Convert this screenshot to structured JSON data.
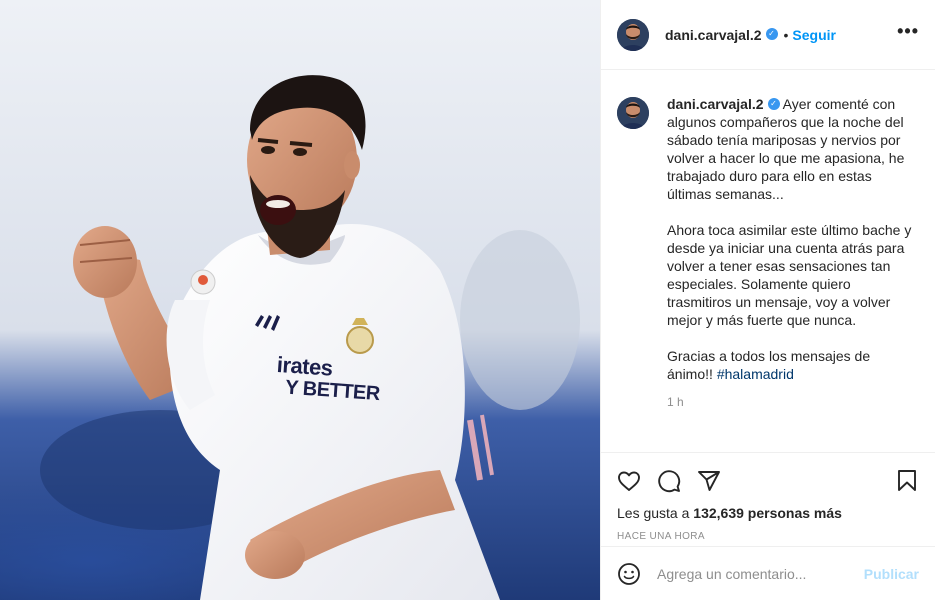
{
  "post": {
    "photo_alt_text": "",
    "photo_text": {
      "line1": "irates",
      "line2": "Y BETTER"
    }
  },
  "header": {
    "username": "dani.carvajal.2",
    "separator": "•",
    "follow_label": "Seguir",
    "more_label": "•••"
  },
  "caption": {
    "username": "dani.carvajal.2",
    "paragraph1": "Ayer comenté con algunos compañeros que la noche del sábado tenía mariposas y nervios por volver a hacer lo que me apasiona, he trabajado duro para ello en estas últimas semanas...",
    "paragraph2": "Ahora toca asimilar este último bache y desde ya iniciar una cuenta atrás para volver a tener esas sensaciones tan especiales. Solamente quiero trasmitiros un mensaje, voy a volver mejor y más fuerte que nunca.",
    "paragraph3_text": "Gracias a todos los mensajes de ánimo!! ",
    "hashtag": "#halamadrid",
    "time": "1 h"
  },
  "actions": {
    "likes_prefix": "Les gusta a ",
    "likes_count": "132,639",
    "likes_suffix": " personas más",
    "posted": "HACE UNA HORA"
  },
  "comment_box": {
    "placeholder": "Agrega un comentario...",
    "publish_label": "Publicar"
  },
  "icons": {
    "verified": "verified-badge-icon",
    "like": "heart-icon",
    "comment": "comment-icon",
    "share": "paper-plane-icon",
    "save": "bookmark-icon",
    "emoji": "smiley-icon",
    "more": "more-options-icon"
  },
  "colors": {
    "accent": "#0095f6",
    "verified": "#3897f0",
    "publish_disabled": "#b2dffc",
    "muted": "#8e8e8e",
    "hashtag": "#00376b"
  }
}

* **Stated problem**
Every entry above is to be set down exactly; the pictures are to be left out.

* **Expected answer**
Convert this screenshot to structured JSON data.
{
  "post": {
    "photo_alt_text": "",
    "photo_text": {
      "line1": "irates",
      "line2": "Y BETTER"
    }
  },
  "header": {
    "username": "dani.carvajal.2",
    "separator": "•",
    "follow_label": "Seguir",
    "more_label": "•••"
  },
  "caption": {
    "username": "dani.carvajal.2",
    "paragraph1": "Ayer comenté con algunos compañeros que la noche del sábado tenía mariposas y nervios por volver a hacer lo que me apasiona, he trabajado duro para ello en estas últimas semanas...",
    "paragraph2": "Ahora toca asimilar este último bache y desde ya iniciar una cuenta atrás para volver a tener esas sensaciones tan especiales. Solamente quiero trasmitiros un mensaje, voy a volver mejor y más fuerte que nunca.",
    "paragraph3_text": "Gracias a todos los mensajes de ánimo!! ",
    "hashtag": "#halamadrid",
    "time": "1 h"
  },
  "actions": {
    "likes_prefix": "Les gusta a ",
    "likes_count": "132,639",
    "likes_suffix": " personas más",
    "posted": "HACE UNA HORA"
  },
  "comment_box": {
    "placeholder": "Agrega un comentario...",
    "publish_label": "Publicar"
  },
  "icons": {
    "verified": "verified-badge-icon",
    "like": "heart-icon",
    "comment": "comment-icon",
    "share": "paper-plane-icon",
    "save": "bookmark-icon",
    "emoji": "smiley-icon",
    "more": "more-options-icon"
  },
  "colors": {
    "accent": "#0095f6",
    "verified": "#3897f0",
    "publish_disabled": "#b2dffc",
    "muted": "#8e8e8e",
    "hashtag": "#00376b"
  }
}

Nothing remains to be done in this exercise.